Required task -
Gather up every line that includes the string "object".

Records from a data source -
------------------------------
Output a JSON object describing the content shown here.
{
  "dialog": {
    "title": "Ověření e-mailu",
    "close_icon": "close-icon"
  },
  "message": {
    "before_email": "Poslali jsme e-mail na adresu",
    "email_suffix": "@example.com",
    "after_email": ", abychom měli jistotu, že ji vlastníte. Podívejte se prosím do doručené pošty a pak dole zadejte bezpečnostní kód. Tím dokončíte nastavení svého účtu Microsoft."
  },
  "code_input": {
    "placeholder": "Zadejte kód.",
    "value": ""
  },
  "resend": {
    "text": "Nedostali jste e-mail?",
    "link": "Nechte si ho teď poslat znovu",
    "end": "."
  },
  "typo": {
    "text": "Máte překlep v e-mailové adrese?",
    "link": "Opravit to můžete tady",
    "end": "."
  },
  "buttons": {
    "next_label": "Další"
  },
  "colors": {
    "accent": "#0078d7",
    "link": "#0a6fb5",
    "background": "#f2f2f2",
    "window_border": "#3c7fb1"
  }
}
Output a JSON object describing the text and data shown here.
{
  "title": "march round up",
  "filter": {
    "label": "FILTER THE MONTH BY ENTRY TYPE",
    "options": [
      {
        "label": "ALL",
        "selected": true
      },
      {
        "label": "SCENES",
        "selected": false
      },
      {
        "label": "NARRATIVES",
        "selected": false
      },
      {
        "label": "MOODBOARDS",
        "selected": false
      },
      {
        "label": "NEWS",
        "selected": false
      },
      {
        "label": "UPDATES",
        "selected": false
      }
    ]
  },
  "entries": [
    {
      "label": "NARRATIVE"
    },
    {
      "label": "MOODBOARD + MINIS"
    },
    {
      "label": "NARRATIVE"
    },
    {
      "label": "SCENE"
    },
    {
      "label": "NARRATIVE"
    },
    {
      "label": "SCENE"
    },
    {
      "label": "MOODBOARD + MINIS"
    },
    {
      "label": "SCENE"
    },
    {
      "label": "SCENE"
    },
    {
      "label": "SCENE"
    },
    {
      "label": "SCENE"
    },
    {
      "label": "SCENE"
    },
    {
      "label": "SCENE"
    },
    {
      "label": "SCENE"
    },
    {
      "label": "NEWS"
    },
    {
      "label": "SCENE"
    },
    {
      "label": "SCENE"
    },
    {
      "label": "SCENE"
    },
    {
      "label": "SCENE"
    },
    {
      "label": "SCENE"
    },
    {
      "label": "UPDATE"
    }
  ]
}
------------------------------
Solution for this task -
Output a JSON object describing the content shown here.
Output a JSON object describing the text and data shown here.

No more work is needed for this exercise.